Passage given:
As described in the Registration Statement, equity securities represent 
ownership interests in a company or partnership and consist of common 
stocks, preferred stocks, warrants to acquire common stock, securities 
convertible into common stock, and investments in master limited 
partnerships. Except for Underlying ETPs that may hold non-US issues, 
the Fund will not otherwise invest in non-U.S. issues.
    The Fund may use futures contracts and related options for bona 
fide hedging; attempting to offset changes in the value of securities 
held or expected to be acquired or be disposed of; attempting to gain 
exposure to a particular market, index or instrument; or other risk 
management purposes. To the extent the Fund uses futures and/or options 
on futures, it will do so in accordance with Rule 4.5\11\ under the 
Commodity Exchange Act.\12\ According to the Registration Statement, 
the Fund will reduce the risk that it will be unable to close out a 
futures contract by only entering into futures contracts that are 
traded on a national futures exchange regulated by the Commodities 
Futures Trading Commission.
---------------------------------------------------------------------------

    \11\ 17 CFR 4.5.
    \12\ 7 U.S.C. 1 et seq.

Aim: Output the passage on the Fund's investments word for word, starting at "The Fund may" and ending at "17 CFR 4.5.". The data after this point were taken from a different source.

Given information:

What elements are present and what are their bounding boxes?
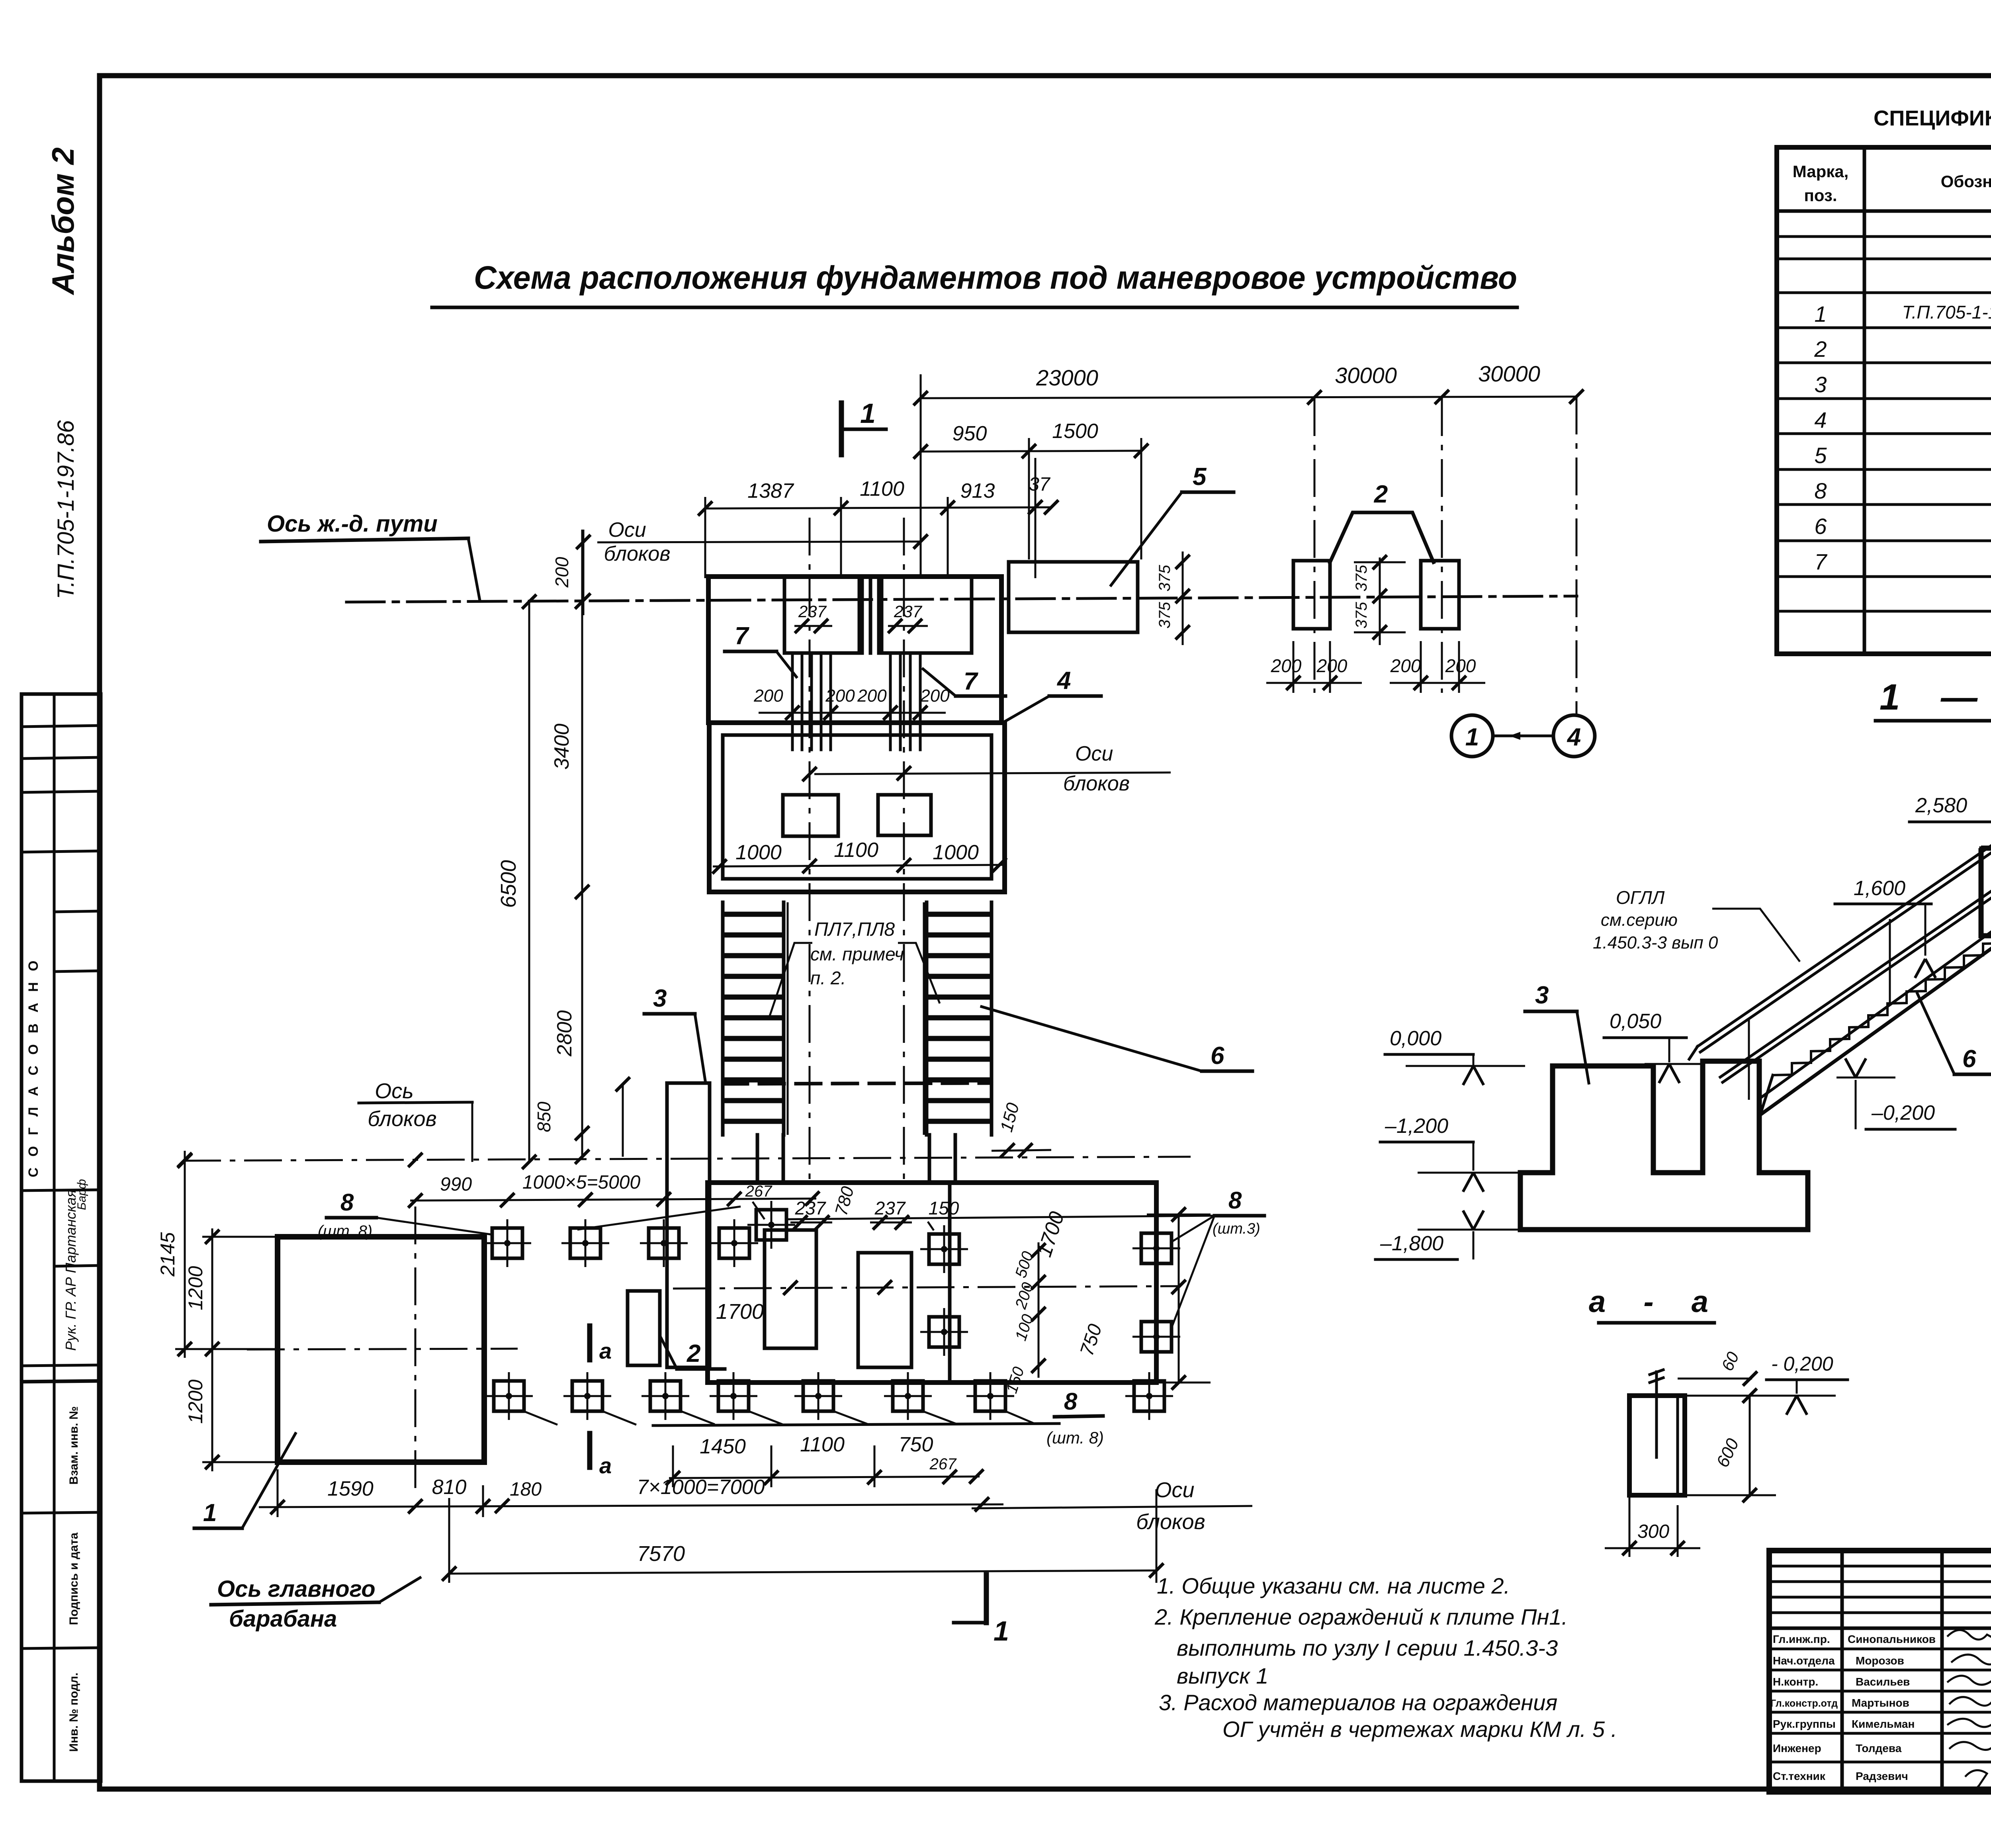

Output of the task:
The Fund may use futures contracts and related options for bona 
fide hedging; attempting to offset changes in the value of securities 
held or expected to be acquired or be disposed of; attempting to gain 
exposure to a particular market, index or instrument; or other risk 
management purposes. To the extent the Fund uses futures and/or options 
on futures, it will do so in accordance with Rule 4.5\11\ under the 
Commodity Exchange Act.\12\ According to the Registration Statement, 
the Fund will reduce the risk that it will be unable to close out a 
futures contract by only entering into futures contracts that are 
traded on a national futures exchange regulated by the Commodities 
Futures Trading Commission.
---------------------------------------------------------------------------

    \11\ 17 CFR 4.5.